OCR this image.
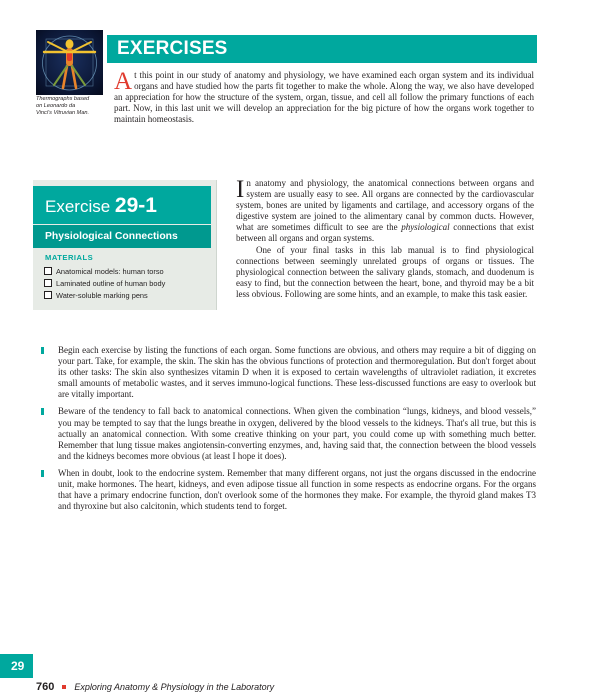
Thermographs based
on Leonardo da
Vinci's Vitruvian Man.
EXERCISES
At this point in our study of anatomy and physiology, we have examined each organ system and its individual organs and have studied how the parts fit together to make the whole. Along the way, we also have developed an appreciation for how the structure of the system, organ, tissue, and cell all follow the primary functions of each part. Now, in this last unit we will develop an appreciation for the big picture of how the organs work together to maintain homeostasis.
Exercise 29-1
Physiological Connections
MATERIALS
Anatomical models: human torso
Laminated outline of human body
Water-soluble marking pens

In anatomy and physiology, the anatomical connections between organs and system are usually easy to see. All organs are connected by the cardiovascular system, bones are united by ligaments and cartilage, and accessory organs of the digestive system are joined to the alimentary canal by common ducts. However, what are sometimes difficult to see are the physiological connections that exist between all organs and organ systems.

One of your final tasks in this lab manual is to find physiological connections between seemingly unrelated groups of organs or tissues. The physiological connection between the salivary glands, stomach, and duodenum is easy to find, but the connection between the heart, bone, and thyroid may be a bit less obvious. Following are some hints, and an example, to make this task easier.

Begin each exercise by listing the functions of each organ. Some functions are obvious, and others may require a bit of digging on your part. Take, for example, the skin. The skin has the obvious functions of protection and thermoregulation. But don't forget about its other tasks: The skin also synthesizes vitamin D when it is exposed to certain wavelengths of ultraviolet radiation, it excretes small amounts of metabolic wastes, and it serves immuno-logical functions. These less-discussed functions are easy to overlook but are vitally important.
Beware of the tendency to fall back to anatomical connections. When given the combination “lungs, kidneys, and blood vessels,” you may be tempted to say that the lungs breathe in oxygen, delivered by the blood vessels to the kidneys. That's all true, but this is actually an anatomical connection. With some creative thinking on your part, you could come up with something much better. Remember that lung tissue makes angiotensin-converting enzymes, and, having said that, the connection between the blood vessels and the kidneys becomes more obvious (at least I hope it does).
When in doubt, look to the endocrine system. Remember that many different organs, not just the organs discussed in the endocrine unit, make hormones. The heart, kidneys, and even adipose tissue all function in some respects as endocrine organs. For the organs that have a primary endocrine function, don't overlook some of the hormones they make. For example, the thyroid gland makes T3 and thyroxine but also calcitonin, which students tend to forget.
29
760 Exploring Anatomy & Physiology in the Laboratory
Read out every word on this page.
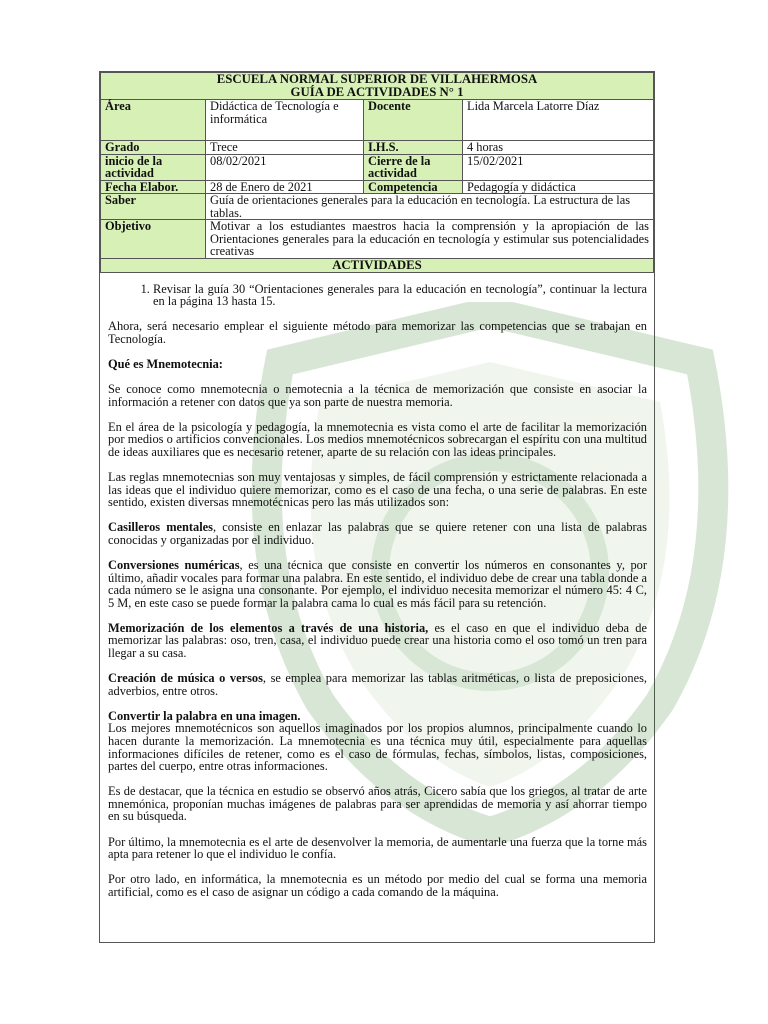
ESCUELA NORMAL SUPERIOR DE VILLAHERMOSA
GUÍA DE ACTIVIDADES N° 1			

Área	Didáctica de Tecnología e informática	Docente	Lida Marcela Latorre Díaz
Grado	Trece	I.H.S.	4 horas
inicio de la actividad	08/02/2021	Cierre de la actividad	15/02/2021
Fecha Elabor.	28 de Enero de 2021	Competencia	Pedagogía y didáctica
Saber	Guía de orientaciones generales para la educación en tecnología. La estructura de las tablas.		
Objetivo	Motivar a los estudiantes maestros hacia la comprensión y la apropiación de las Orientaciones generales para la educación en tecnología y estimular sus potencialidades creativas		
ACTIVIDADES			
1. Revisar la guía 30 “Orientaciones generales para la educación en tecnología”, continuar la lectura en la página 13 hasta 15.

Ahora, será necesario emplear el siguiente método para memorizar las competencias que se trabajan en Tecnología.

Qué es Mnemotecnia:

Se conoce como mnemotecnia o nemotecnia a la técnica de memorización que consiste en asociar la información a retener con datos que ya son parte de nuestra memoria.

En el área de la psicología y pedagogía, la mnemotecnia es vista como el arte de facilitar la memorización por medios o artificios convencionales. Los medios mnemotécnicos sobrecargan el espíritu con una multitud de ideas auxiliares que es necesario retener, aparte de su relación con las ideas principales.

Las reglas mnemotecnias son muy ventajosas y simples, de fácil comprensión y estrictamente relacionada a las ideas que el individuo quiere memorizar, como es el caso de una fecha, o una serie de palabras. En este sentido, existen diversas mnemotécnicas pero las más utilizados son:

Casilleros mentales, consiste en enlazar las palabras que se quiere retener con una lista de palabras conocidas y organizadas por el individuo.

Conversiones numéricas, es una técnica que consiste en convertir los números en consonantes y, por último, añadir vocales para formar una palabra. En este sentido, el individuo debe de crear una tabla donde a cada número se le asigna una consonante. Por ejemplo, el individuo necesita memorizar el número 45: 4 C, 5 M, en este caso se puede formar la palabra cama lo cual es más fácil para su retención.

Memorización de los elementos a través de una historia, es el caso en que el individuo deba de memorizar las palabras: oso, tren, casa, el individuo puede crear una historia como el oso tomó un tren para llegar a su casa.

Creación de música o versos, se emplea para memorizar las tablas aritméticas, o lista de preposiciones, adverbios, entre otros.

Convertir la palabra en una imagen.
Los mejores mnemotécnicos son aquellos imaginados por los propios alumnos, principalmente cuando lo hacen durante la memorización. La mnemotecnia es una técnica muy útil, especialmente para aquellas informaciones difíciles de retener, como es el caso de fórmulas, fechas, símbolos, listas, composiciones, partes del cuerpo, entre otras informaciones.

Es de destacar, que la técnica en estudio se observó años atrás, Cicero sabía que los griegos, al tratar de arte mnemónica, proponían muchas imágenes de palabras para ser aprendidas de memoria y así ahorrar tiempo en su búsqueda.

Por último, la mnemotecnia es el arte de desenvolver la memoria, de aumentarle una fuerza que la torne más apta para retener lo que el individuo le confía.

Por otro lado, en informática, la mnemotecnia es un método por medio del cual se forma una memoria artificial, como es el caso de asignar un código a cada comando de la máquina.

☆ ☆ ☆

* _Work task_: Count up the lines of the data that include "ACTIVIDADES". Reply with a number only.

* _Solved problem_: 2